== Given problem ==
Pictures within the data are to be left out; everything else must be reproduced exactly.

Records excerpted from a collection
_ _ _
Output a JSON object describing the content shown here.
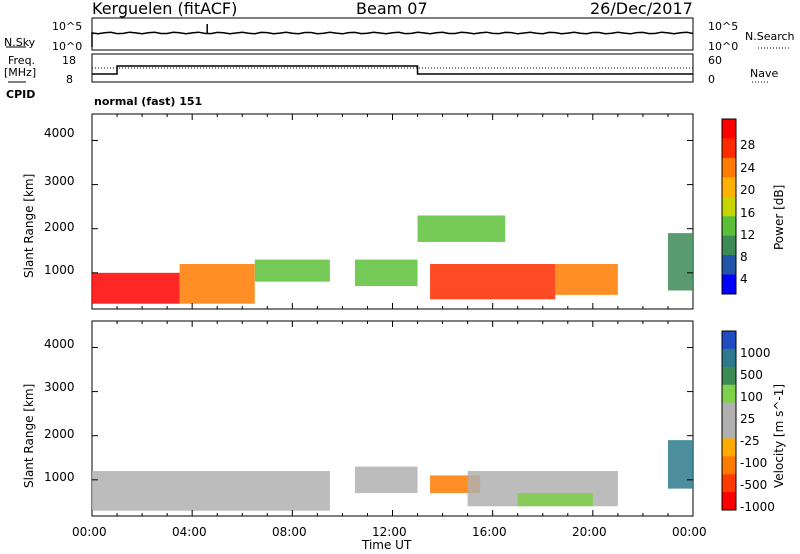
{
  "header": {
    "station": "Kerguelen (fitACF)",
    "beam": "Beam 07",
    "date": "26/Dec/2017"
  },
  "status_panel": {
    "left_top_label": "N.Sky",
    "left_top_ticks": [
      "10^5",
      "10^0"
    ],
    "right_top_label": "N.Search",
    "right_top_ticks": [
      "10^5",
      "10^0"
    ],
    "left_mid_label_1": "Freq.",
    "left_mid_label_2": "[MHz]",
    "left_mid_ticks": [
      "18",
      "8"
    ],
    "right_mid_label": "Nave",
    "right_mid_ticks": [
      "60",
      "0"
    ],
    "cpid_label": "CPID",
    "cpid_value": "normal (fast) 151"
  },
  "x_axis": {
    "label": "Time UT",
    "ticks": [
      "00:00",
      "04:00",
      "08:00",
      "12:00",
      "16:00",
      "20:00",
      "00:00"
    ]
  },
  "colors": {
    "power": [
      "#0000ff",
      "#2155a8",
      "#3c8a56",
      "#5cbf3a",
      "#c6d400",
      "#ffb000",
      "#ff7a00",
      "#ff2a00",
      "#ff0000"
    ],
    "velocity": [
      "#ff0000",
      "#ff3c00",
      "#ff7a00",
      "#ffaa00",
      "#b0b0b0",
      "#b0b0b0",
      "#7fd04a",
      "#3c8a56",
      "#2e7a8c",
      "#1f4cc0"
    ]
  },
  "chart_data": [
    {
      "type": "heatmap",
      "title": "",
      "xlabel": "",
      "ylabel": "Slant Range [km]",
      "xlim": [
        0,
        24
      ],
      "ylim": [
        180,
        4600
      ],
      "yticks": [
        "1000",
        "2000",
        "3000",
        "4000"
      ],
      "colorbar": {
        "label": "Power [dB]",
        "ticks": [
          "28",
          "24",
          "20",
          "16",
          "12",
          "8",
          "4"
        ],
        "range": [
          0,
          32
        ]
      },
      "regions": [
        {
          "t0": 0.0,
          "t1": 3.5,
          "r0": 300,
          "r1": 1000,
          "value": 30
        },
        {
          "t0": 3.5,
          "t1": 6.5,
          "r0": 300,
          "r1": 1200,
          "value": 22
        },
        {
          "t0": 6.5,
          "t1": 9.5,
          "r0": 800,
          "r1": 1300,
          "value": 14
        },
        {
          "t0": 10.5,
          "t1": 13.0,
          "r0": 700,
          "r1": 1300,
          "value": 12
        },
        {
          "t0": 13.0,
          "t1": 16.5,
          "r0": 1700,
          "r1": 2300,
          "value": 14
        },
        {
          "t0": 13.5,
          "t1": 18.5,
          "r0": 400,
          "r1": 1200,
          "value": 26
        },
        {
          "t0": 18.5,
          "t1": 21.0,
          "r0": 500,
          "r1": 1200,
          "value": 24
        },
        {
          "t0": 23.0,
          "t1": 24.0,
          "r0": 600,
          "r1": 1900,
          "value": 10
        }
      ]
    },
    {
      "type": "heatmap",
      "title": "",
      "xlabel": "Time UT",
      "ylabel": "Slant Range [km]",
      "xlim": [
        0,
        24
      ],
      "ylim": [
        180,
        4600
      ],
      "yticks": [
        "1000",
        "2000",
        "3000",
        "4000"
      ],
      "colorbar": {
        "label": "Velocity [m s^-1]",
        "ticks": [
          "1000",
          "500",
          "100",
          "25",
          "-25",
          "-100",
          "-500",
          "-1000"
        ],
        "range": [
          -1000,
          1000
        ]
      },
      "regions": [
        {
          "t0": 0.0,
          "t1": 9.5,
          "r0": 300,
          "r1": 1200,
          "value": 0
        },
        {
          "t0": 10.5,
          "t1": 13.0,
          "r0": 700,
          "r1": 1300,
          "value": 0
        },
        {
          "t0": 13.5,
          "t1": 15.5,
          "r0": 700,
          "r1": 1100,
          "value": -150
        },
        {
          "t0": 15.0,
          "t1": 21.0,
          "r0": 400,
          "r1": 1200,
          "value": 0
        },
        {
          "t0": 17.0,
          "t1": 20.0,
          "r0": 400,
          "r1": 700,
          "value": 150
        },
        {
          "t0": 23.0,
          "t1": 24.0,
          "r0": 800,
          "r1": 1900,
          "value": 800
        }
      ]
    }
  ]
}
_ _ _
== Final result ==
Output a JSON object describing the content shown here.
{
  "header": {
    "station": "Kerguelen (fitACF)",
    "beam": "Beam 07",
    "date": "26/Dec/2017"
  },
  "status_panel": {
    "left_top_label": "N.Sky",
    "left_top_ticks": [
      "10^5",
      "10^0"
    ],
    "right_top_label": "N.Search",
    "right_top_ticks": [
      "10^5",
      "10^0"
    ],
    "left_mid_label_1": "Freq.",
    "left_mid_label_2": "[MHz]",
    "left_mid_ticks": [
      "18",
      "8"
    ],
    "right_mid_label": "Nave",
    "right_mid_ticks": [
      "60",
      "0"
    ],
    "cpid_label": "CPID",
    "cpid_value": "normal (fast) 151"
  },
  "x_axis": {
    "label": "Time UT",
    "ticks": [
      "00:00",
      "04:00",
      "08:00",
      "12:00",
      "16:00",
      "20:00",
      "00:00"
    ]
  },
  "colors": {
    "power": [
      "#0000ff",
      "#2155a8",
      "#3c8a56",
      "#5cbf3a",
      "#c6d400",
      "#ffb000",
      "#ff7a00",
      "#ff2a00",
      "#ff0000"
    ],
    "velocity": [
      "#ff0000",
      "#ff3c00",
      "#ff7a00",
      "#ffaa00",
      "#b0b0b0",
      "#b0b0b0",
      "#7fd04a",
      "#3c8a56",
      "#2e7a8c",
      "#1f4cc0"
    ]
  },
  "chart_data": [
    {
      "type": "heatmap",
      "title": "",
      "xlabel": "",
      "ylabel": "Slant Range [km]",
      "xlim": [
        0,
        24
      ],
      "ylim": [
        180,
        4600
      ],
      "yticks": [
        "1000",
        "2000",
        "3000",
        "4000"
      ],
      "colorbar": {
        "label": "Power [dB]",
        "ticks": [
          "28",
          "24",
          "20",
          "16",
          "12",
          "8",
          "4"
        ],
        "range": [
          0,
          32
        ]
      },
      "regions": [
        {
          "t0": 0.0,
          "t1": 3.5,
          "r0": 300,
          "r1": 1000,
          "value": 30
        },
        {
          "t0": 3.5,
          "t1": 6.5,
          "r0": 300,
          "r1": 1200,
          "value": 22
        },
        {
          "t0": 6.5,
          "t1": 9.5,
          "r0": 800,
          "r1": 1300,
          "value": 14
        },
        {
          "t0": 10.5,
          "t1": 13.0,
          "r0": 700,
          "r1": 1300,
          "value": 12
        },
        {
          "t0": 13.0,
          "t1": 16.5,
          "r0": 1700,
          "r1": 2300,
          "value": 14
        },
        {
          "t0": 13.5,
          "t1": 18.5,
          "r0": 400,
          "r1": 1200,
          "value": 26
        },
        {
          "t0": 18.5,
          "t1": 21.0,
          "r0": 500,
          "r1": 1200,
          "value": 24
        },
        {
          "t0": 23.0,
          "t1": 24.0,
          "r0": 600,
          "r1": 1900,
          "value": 10
        }
      ]
    },
    {
      "type": "heatmap",
      "title": "",
      "xlabel": "Time UT",
      "ylabel": "Slant Range [km]",
      "xlim": [
        0,
        24
      ],
      "ylim": [
        180,
        4600
      ],
      "yticks": [
        "1000",
        "2000",
        "3000",
        "4000"
      ],
      "colorbar": {
        "label": "Velocity [m s^-1]",
        "ticks": [
          "1000",
          "500",
          "100",
          "25",
          "-25",
          "-100",
          "-500",
          "-1000"
        ],
        "range": [
          -1000,
          1000
        ]
      },
      "regions": [
        {
          "t0": 0.0,
          "t1": 9.5,
          "r0": 300,
          "r1": 1200,
          "value": 0
        },
        {
          "t0": 10.5,
          "t1": 13.0,
          "r0": 700,
          "r1": 1300,
          "value": 0
        },
        {
          "t0": 13.5,
          "t1": 15.5,
          "r0": 700,
          "r1": 1100,
          "value": -150
        },
        {
          "t0": 15.0,
          "t1": 21.0,
          "r0": 400,
          "r1": 1200,
          "value": 0
        },
        {
          "t0": 17.0,
          "t1": 20.0,
          "r0": 400,
          "r1": 700,
          "value": 150
        },
        {
          "t0": 23.0,
          "t1": 24.0,
          "r0": 800,
          "r1": 1900,
          "value": 800
        }
      ]
    }
  ]
}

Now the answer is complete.